=== DIRECTION 1 ===
In the zram memory-charging thread, which patch does the actual charging come from?
=== DIRECTION 2 ===
Pick up the zram memory-charging thread from the last line shown and keep it going.

------ ARTICLE ------

Re: [External] Re: [RFC PATCH 1/3] zram: charge the compressed RAM to the page's memcgroup

From: Yosry Ahmed
Date: Fri Jun 16 2023 - 04:41:06 EST


On Fri, Jun 16, 2023 at 1:37 AM David Hildenbrand <david@xxxxxxxxxx> wrote:
>
> On 16.06.23 10:04, Yosry Ahmed wrote:
> > On Fri, Jun 16, 2023 at 12:57 AM David Hildenbrand <david@xxxxxxxxxx> wrote:
> >>
> >> On 16.06.23 09:37, Yosry Ahmed wrote:
> >>> On Thu, Jun 15, 2023 at 9:41 PM 贺中坤 <hezhongkun.hzk@xxxxxxxxxxxxx> wrote:
> >>>>
> >>>>> Thanks Fabian for tagging me.
> >>>>>
> >>>>> I am not familiar with #1, so I will speak to #2. Zhongkun, There are
> >>>>> a few parts that I do not understand -- hopefully you can help me out
> >>>>> here:
> >>>>>
> >>>>> (1) If I understand correctly in this patch we set the active memcg
> >>>>> trying to charge any pages allocated in a zspage to the current memcg,
> >>>>> yet that zspage will contain multiple compressed object slots, not
> >>>>> just the one used by this memcg. Aren't we overcharging the memcg?
> >>>>> Basically the first memcg that happens to allocate the zspage will pay
> >>>>> for all the objects in this zspage, even after it stops using the
> >>>>> zspage completely?
> >>>>
> >>>> It will not overcharge. As you said below, we are not using
> >>>> __GFP_ACCOUNT and charging the compressed slots to the memcgs.
> >>>>
> >>>>>
> >>>>> (2) Patch 3 seems to be charging the compressed slots to the memcgs,
> >>>>> yet this patch is trying to charge the entire zspage. Aren't we double
> >>>>> charging the zspage? I am guessing this isn't happening because (as
> >>>>> Michal pointed out) we are not using __GFP_ACCOUNT here anyway, so
> >>>>> this patch may be NOP, and the actual charging is coming from patch 3
> >>>>> only.
> >>>>
> >>>> YES, the actual charging is coming from patch 3. This patch just
> >>>> delivers the BIO page's memcg to the current task which is not the
> >>>> consumer.
> >>>>
> >>>>>
> >>>>> (3) Zswap recently implemented per-memcg charging of compressed
> >>>>> objects in a much simpler way. If your main interest is #2 (which is
> >>>>> what I understand from the commit log), it seems like zswap might be
> >>>>> providing this already? Why can't you use zswap? Is it the fact that
> >>>>> zswap requires a backing swapfile?
> >>>>
> >>>> Thanks for your reply and review. Yes, the zswap requires a backing
> >>>> swapfile. The I/O path is very complex, sometimes it will throttle the
> >>>> whole system if some resources are short , so we hope to use zram.

------ RAW DATA ------

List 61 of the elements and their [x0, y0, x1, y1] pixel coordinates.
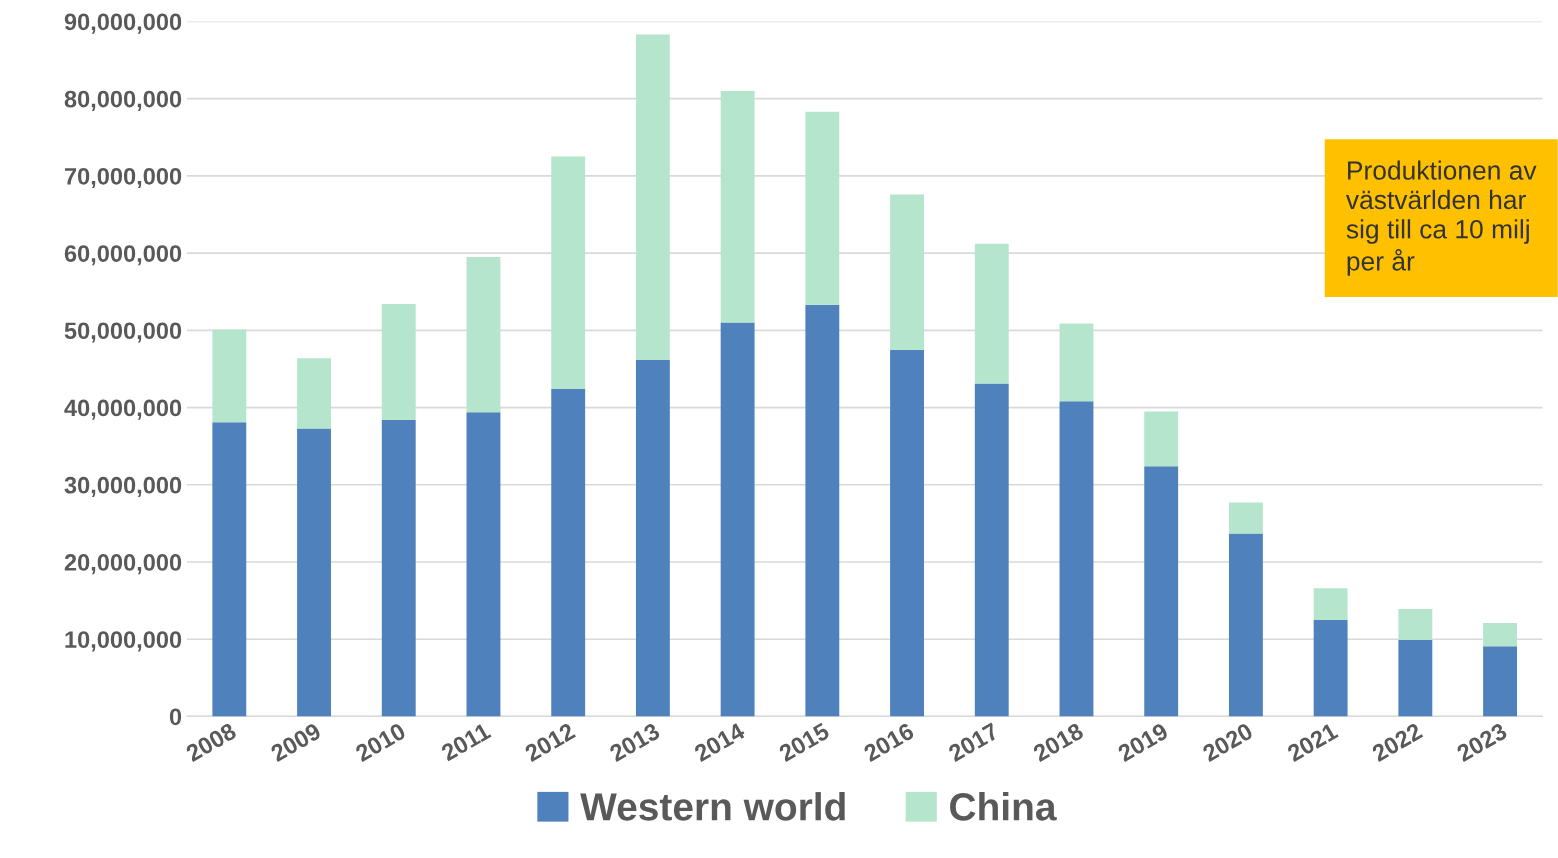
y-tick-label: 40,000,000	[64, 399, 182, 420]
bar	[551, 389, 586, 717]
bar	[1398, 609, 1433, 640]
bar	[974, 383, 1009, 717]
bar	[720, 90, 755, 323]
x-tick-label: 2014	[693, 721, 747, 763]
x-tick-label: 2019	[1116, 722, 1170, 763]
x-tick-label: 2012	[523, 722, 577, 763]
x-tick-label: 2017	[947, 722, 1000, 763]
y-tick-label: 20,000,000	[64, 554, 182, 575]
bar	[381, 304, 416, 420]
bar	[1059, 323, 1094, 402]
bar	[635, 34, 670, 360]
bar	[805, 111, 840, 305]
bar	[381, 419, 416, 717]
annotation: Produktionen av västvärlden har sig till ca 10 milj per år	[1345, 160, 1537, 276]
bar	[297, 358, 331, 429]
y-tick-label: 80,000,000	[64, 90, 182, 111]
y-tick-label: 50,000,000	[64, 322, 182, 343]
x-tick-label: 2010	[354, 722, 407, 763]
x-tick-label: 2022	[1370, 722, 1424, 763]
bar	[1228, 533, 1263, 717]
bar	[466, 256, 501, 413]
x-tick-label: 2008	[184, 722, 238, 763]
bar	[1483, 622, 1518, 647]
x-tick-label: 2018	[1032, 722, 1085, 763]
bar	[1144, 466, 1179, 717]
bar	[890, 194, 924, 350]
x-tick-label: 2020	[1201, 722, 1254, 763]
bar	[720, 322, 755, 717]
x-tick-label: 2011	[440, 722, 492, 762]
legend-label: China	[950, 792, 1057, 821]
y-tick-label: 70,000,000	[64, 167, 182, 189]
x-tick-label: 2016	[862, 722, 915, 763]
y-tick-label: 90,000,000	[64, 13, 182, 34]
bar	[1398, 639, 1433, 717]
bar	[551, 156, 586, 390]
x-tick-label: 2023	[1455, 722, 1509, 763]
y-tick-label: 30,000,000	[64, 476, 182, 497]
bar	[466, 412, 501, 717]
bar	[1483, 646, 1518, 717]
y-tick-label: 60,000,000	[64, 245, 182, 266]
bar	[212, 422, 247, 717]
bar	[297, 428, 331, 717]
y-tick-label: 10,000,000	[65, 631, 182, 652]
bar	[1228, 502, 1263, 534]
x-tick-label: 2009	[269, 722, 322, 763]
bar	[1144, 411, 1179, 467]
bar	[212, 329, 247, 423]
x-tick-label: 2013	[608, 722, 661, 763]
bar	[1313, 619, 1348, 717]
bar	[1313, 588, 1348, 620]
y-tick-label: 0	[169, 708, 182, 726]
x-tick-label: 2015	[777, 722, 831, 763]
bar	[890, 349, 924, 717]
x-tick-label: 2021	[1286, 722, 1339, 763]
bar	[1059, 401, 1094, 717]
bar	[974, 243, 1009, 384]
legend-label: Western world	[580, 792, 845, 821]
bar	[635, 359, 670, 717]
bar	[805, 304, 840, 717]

------
------ RAW DATA ------

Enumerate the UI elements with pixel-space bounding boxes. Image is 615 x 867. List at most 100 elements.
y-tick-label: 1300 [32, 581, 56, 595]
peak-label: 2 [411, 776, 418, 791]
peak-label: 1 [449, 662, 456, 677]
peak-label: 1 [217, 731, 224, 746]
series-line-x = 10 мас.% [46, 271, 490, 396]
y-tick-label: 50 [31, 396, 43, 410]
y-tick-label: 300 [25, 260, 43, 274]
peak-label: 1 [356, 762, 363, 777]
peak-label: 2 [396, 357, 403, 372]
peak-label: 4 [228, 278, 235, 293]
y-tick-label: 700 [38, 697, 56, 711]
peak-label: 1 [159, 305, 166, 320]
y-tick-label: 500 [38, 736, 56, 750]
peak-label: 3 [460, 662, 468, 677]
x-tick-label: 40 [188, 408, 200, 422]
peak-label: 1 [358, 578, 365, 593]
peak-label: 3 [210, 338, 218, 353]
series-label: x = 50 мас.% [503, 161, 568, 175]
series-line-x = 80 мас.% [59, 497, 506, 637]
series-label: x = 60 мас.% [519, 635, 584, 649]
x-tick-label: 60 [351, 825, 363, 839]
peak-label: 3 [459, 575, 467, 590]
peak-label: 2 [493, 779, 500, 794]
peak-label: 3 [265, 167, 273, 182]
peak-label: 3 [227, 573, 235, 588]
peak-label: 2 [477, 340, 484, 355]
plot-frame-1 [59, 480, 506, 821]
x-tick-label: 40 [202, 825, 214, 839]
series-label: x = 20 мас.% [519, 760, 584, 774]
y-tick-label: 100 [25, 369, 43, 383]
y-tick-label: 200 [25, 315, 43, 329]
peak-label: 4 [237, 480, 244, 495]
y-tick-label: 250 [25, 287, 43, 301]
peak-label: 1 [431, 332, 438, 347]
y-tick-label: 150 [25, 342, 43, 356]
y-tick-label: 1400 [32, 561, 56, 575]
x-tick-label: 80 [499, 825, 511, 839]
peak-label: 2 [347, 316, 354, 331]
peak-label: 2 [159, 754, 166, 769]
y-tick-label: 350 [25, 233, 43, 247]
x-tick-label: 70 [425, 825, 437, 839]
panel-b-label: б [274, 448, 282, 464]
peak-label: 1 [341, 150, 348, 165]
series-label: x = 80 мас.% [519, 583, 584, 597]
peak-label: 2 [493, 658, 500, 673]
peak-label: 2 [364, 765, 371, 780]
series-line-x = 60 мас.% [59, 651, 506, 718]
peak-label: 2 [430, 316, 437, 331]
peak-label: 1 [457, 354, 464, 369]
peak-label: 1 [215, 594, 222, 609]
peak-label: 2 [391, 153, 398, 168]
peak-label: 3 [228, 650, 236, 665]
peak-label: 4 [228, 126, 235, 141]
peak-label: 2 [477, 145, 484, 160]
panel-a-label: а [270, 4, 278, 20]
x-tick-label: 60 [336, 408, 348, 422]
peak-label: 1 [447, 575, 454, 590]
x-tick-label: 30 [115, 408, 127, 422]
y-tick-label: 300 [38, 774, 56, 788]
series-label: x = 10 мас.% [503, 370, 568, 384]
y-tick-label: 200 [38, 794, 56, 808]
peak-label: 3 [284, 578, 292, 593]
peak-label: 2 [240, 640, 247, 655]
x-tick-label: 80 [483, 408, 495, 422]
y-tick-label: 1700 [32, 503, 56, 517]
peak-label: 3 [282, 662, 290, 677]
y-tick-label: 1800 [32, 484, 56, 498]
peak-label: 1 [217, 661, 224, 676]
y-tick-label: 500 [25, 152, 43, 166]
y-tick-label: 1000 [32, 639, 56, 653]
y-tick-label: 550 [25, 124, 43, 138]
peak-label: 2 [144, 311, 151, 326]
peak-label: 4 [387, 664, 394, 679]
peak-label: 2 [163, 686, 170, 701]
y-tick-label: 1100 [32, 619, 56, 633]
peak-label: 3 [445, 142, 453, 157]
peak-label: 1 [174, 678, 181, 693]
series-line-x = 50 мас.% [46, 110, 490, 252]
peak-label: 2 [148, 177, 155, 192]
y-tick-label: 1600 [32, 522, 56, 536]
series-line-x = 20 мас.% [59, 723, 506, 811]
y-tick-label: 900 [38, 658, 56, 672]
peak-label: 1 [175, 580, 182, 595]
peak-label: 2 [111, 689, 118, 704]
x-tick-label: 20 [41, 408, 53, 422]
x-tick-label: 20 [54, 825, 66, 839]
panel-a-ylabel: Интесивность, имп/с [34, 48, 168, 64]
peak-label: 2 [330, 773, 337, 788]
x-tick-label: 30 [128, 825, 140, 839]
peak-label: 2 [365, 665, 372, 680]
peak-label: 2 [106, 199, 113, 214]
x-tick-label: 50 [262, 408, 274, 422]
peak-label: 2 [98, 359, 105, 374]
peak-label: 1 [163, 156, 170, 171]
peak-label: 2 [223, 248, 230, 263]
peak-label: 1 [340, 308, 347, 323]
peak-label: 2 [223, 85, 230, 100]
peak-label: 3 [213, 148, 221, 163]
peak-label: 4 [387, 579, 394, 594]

------

=== EXERCISE ANSWER 1 ===
Patch 3

=== EXERCISE ANSWER 2 ===
> >>>
> >>> Is the only problem with zswap for you the requirement of a backing swapfile?
> >>>
> >>> If yes, I am in the early stages of developing a solution to make
> >>> zswap work without a backing swapfile. This was discussed in LSF/MM
> >>> [1]. Would this make zswap usable in for your use case?
> >>
> >> Out of curiosity, are there any other known pros/cons when using
> >> zswap-without-swap instead of zram?
> >>
> >> I know that zram requires sizing (size of the virtual block device) and
> >> consumes metadata, zswap doesn't.
> >
> > We don't use zram in our data centers so I am not an expert about
> > zram, but off the top of my head there are a few more advantages to
> > zswap:
>
> Thanks!
>
> > (1) Better memcg support (which this series is attempting to address
> > in zram, although in a much more complicated way).
>
> Right. I think this patch also misses to update apply the charging in the recompress
> case. (only triggered by user space IIUC)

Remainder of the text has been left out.